==== RECORDS

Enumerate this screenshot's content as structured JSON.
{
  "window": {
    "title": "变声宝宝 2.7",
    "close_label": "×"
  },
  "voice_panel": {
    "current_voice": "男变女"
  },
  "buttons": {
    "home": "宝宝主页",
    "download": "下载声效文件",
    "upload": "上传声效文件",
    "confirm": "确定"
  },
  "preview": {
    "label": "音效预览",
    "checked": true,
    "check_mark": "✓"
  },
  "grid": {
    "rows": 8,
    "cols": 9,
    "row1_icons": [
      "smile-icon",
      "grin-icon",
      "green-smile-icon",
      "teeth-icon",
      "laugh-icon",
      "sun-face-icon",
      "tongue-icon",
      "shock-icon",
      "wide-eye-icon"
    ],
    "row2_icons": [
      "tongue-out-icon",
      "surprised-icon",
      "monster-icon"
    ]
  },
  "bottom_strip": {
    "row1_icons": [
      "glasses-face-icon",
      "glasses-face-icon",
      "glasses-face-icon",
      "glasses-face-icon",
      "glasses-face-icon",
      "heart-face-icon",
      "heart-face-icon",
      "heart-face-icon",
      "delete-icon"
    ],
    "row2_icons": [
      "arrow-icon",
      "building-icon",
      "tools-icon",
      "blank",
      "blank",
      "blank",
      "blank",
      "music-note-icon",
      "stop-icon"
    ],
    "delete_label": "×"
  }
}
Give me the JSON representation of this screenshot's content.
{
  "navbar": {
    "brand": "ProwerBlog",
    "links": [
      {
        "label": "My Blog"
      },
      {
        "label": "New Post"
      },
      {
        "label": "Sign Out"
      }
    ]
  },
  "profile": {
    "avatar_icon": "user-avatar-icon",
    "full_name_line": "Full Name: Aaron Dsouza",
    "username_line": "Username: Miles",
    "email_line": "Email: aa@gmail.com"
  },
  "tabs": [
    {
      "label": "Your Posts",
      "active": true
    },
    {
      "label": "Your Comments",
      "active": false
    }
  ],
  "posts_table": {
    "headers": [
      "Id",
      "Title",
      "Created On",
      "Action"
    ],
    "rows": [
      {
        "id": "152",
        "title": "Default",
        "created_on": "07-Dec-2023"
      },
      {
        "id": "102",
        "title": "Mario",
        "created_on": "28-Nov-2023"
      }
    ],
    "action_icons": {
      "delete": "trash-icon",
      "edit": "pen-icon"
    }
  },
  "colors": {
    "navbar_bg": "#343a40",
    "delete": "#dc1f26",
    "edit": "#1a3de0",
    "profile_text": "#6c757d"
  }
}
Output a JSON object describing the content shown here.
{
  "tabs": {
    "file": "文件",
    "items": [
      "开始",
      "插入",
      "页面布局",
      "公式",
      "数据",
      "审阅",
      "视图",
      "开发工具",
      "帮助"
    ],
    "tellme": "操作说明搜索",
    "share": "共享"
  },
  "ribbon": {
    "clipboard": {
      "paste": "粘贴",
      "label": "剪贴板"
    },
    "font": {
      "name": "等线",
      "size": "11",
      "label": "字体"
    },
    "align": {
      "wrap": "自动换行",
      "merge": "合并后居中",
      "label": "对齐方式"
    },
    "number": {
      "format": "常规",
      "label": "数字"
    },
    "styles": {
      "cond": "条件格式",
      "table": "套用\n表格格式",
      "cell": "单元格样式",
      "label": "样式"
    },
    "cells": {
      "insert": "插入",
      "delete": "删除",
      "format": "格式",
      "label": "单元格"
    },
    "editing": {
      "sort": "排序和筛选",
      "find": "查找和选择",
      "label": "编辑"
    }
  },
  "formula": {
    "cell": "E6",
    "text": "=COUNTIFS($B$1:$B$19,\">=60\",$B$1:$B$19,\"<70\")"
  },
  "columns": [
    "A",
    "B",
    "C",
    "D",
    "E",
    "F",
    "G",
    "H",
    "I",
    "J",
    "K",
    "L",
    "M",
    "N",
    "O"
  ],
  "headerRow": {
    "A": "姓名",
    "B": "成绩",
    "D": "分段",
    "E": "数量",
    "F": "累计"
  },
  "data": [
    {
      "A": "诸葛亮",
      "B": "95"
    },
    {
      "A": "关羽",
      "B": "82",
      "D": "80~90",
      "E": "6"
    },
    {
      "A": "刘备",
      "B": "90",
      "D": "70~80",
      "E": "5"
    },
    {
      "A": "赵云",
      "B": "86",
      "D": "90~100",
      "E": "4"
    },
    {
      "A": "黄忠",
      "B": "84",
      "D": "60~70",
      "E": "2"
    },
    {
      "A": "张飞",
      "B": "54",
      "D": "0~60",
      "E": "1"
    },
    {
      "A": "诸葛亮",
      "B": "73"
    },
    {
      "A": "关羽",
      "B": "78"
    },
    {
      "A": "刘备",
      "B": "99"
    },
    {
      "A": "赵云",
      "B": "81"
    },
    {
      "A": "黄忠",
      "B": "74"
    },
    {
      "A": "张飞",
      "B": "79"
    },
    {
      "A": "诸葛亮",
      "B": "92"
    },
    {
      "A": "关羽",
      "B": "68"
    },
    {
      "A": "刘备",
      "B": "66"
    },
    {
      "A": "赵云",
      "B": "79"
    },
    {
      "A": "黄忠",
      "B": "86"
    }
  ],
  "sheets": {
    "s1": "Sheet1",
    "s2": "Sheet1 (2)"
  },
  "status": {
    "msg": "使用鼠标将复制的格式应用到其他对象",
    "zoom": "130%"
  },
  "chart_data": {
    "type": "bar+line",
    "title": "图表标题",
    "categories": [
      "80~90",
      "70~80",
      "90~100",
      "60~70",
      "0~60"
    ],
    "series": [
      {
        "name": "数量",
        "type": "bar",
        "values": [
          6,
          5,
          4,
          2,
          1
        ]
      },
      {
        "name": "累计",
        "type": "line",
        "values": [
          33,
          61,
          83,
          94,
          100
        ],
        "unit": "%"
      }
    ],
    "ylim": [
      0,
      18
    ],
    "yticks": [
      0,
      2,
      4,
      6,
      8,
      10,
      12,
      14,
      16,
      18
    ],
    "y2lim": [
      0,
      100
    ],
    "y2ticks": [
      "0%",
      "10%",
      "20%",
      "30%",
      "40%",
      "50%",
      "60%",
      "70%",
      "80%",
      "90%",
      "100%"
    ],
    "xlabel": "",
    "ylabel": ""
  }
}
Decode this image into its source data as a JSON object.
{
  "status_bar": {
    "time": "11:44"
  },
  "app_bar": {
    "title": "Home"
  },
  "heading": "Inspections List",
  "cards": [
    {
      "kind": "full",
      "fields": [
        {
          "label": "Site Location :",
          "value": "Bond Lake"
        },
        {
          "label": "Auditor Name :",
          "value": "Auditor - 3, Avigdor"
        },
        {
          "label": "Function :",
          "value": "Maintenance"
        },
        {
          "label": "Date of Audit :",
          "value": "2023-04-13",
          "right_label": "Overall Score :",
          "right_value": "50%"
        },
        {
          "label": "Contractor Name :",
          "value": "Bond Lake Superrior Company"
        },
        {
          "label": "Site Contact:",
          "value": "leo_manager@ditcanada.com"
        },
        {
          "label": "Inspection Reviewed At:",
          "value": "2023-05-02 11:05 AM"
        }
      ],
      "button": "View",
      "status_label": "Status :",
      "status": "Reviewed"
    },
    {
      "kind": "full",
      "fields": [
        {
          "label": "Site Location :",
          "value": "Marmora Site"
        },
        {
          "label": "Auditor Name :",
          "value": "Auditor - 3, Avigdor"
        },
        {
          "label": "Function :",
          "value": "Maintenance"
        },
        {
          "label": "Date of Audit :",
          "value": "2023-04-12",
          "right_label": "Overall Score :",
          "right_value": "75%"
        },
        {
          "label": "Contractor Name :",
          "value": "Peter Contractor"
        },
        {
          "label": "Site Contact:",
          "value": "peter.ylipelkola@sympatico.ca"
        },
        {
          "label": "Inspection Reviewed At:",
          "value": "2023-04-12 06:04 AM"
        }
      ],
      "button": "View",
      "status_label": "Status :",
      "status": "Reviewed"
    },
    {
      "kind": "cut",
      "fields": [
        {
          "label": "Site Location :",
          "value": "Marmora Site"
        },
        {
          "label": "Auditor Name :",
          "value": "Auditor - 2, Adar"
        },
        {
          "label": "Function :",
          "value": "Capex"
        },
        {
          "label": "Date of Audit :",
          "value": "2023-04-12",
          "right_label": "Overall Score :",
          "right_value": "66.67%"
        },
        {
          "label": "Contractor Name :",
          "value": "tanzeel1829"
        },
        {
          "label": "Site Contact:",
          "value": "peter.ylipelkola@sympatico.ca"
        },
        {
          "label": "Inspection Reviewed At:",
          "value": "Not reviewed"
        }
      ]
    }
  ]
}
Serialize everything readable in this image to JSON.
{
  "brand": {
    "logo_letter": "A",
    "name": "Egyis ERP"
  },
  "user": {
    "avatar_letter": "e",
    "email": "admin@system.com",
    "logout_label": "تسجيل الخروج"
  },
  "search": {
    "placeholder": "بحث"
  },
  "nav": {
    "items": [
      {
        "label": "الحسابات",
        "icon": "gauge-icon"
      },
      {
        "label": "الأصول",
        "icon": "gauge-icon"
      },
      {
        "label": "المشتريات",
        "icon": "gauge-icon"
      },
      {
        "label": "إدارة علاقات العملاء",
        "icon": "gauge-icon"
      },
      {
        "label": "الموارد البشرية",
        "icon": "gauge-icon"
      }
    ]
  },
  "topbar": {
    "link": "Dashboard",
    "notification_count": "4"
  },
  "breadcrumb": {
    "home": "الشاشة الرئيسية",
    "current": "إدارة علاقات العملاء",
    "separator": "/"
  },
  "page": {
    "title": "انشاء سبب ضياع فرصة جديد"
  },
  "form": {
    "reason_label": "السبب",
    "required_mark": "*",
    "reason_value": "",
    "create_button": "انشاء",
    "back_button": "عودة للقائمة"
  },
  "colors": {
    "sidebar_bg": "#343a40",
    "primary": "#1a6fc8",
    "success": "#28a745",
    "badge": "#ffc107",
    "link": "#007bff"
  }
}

========

EXERCISE INSTRUCTIONS
Identify and copy lines that hold the string "العملاء".

WRITTEN SOLUTION
        "label": "إدارة علاقات العملاء",
    "current": "إدارة علاقات العملاء",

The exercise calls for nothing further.